### Work instructions
Return all entries word for word, but drop any images.

====== Data in this exercise ======

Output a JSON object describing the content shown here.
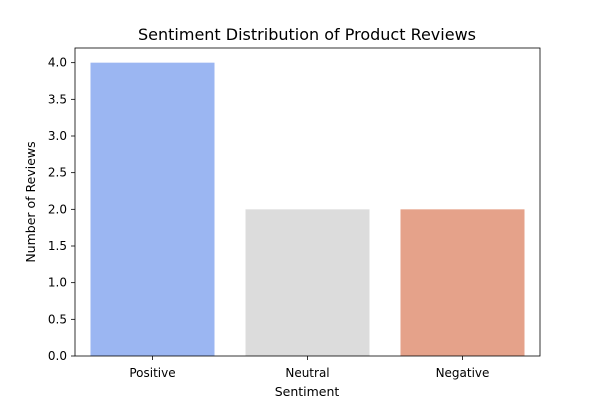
{
  "chart_data": {
    "type": "bar",
    "title": "Sentiment Distribution of Product Reviews",
    "xlabel": "Sentiment",
    "ylabel": "Number of Reviews",
    "categories": [
      "Positive",
      "Neutral",
      "Negative"
    ],
    "values": [
      4,
      2,
      2
    ],
    "colors": [
      "#9bb6f2",
      "#dcdcdc",
      "#e5a28a"
    ],
    "ylim": [
      0,
      4.2
    ],
    "yticks": [
      "0.0",
      "0.5",
      "1.0",
      "1.5",
      "2.0",
      "2.5",
      "3.0",
      "3.5",
      "4.0"
    ],
    "grid": false
  }
}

======

### Response to the exercise
Output a JSON object describing the content shown here.
{
  "chart_data": {
    "type": "bar",
    "title": "Sentiment Distribution of Product Reviews",
    "xlabel": "Sentiment",
    "ylabel": "Number of Reviews",
    "categories": [
      "Positive",
      "Neutral",
      "Negative"
    ],
    "values": [
      4,
      2,
      2
    ],
    "colors": [
      "#9bb6f2",
      "#dcdcdc",
      "#e5a28a"
    ],
    "ylim": [
      0,
      4.2
    ],
    "yticks": [
      "0.0",
      "0.5",
      "1.0",
      "1.5",
      "2.0",
      "2.5",
      "3.0",
      "3.5",
      "4.0"
    ],
    "grid": false
  }
}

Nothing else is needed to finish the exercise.